Task requirements: Using the data below, copy each line that includes the word "marker".

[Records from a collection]

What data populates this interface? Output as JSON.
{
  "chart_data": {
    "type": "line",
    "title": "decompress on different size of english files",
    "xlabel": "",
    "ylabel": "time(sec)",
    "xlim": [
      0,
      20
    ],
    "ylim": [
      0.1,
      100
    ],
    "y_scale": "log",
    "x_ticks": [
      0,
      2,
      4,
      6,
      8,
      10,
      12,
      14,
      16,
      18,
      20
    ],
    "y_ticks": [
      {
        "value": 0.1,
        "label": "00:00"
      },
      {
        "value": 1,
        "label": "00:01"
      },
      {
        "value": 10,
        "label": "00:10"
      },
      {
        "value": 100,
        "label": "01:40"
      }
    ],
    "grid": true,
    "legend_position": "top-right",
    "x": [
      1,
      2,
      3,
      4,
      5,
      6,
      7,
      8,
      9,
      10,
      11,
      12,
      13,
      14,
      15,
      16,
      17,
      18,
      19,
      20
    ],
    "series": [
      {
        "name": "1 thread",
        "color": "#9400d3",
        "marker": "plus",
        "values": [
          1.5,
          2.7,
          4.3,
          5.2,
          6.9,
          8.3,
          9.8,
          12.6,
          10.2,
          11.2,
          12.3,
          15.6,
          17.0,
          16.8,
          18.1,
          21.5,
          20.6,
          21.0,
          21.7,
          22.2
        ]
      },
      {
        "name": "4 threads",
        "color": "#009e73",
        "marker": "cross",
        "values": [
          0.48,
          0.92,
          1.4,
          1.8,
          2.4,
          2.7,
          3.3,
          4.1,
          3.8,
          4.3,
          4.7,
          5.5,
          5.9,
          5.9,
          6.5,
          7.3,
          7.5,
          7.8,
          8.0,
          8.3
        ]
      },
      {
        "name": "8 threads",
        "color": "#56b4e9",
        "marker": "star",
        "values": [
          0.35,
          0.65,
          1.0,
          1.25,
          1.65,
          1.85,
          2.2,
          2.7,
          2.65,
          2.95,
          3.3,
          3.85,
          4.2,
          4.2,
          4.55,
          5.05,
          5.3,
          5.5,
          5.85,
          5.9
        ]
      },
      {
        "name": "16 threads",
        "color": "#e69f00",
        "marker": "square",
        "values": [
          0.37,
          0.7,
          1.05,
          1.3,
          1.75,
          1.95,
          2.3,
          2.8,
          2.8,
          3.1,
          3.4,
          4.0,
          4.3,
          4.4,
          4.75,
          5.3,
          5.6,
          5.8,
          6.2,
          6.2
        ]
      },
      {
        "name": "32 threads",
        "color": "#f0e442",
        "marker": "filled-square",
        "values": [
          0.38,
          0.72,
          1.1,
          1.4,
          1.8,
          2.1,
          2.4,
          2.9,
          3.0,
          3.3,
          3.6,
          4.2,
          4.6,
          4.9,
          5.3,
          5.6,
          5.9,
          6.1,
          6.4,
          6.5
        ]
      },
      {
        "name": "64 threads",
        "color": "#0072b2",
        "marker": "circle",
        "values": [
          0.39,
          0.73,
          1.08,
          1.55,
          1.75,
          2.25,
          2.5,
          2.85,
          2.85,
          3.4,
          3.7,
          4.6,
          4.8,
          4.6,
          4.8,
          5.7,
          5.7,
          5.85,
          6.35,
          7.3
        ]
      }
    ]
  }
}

Full output:
        "marker": "plus",
        "marker": "cross",
        "marker": "star",
        "marker": "square",
        "marker": "filled-square",
        "marker": "circle",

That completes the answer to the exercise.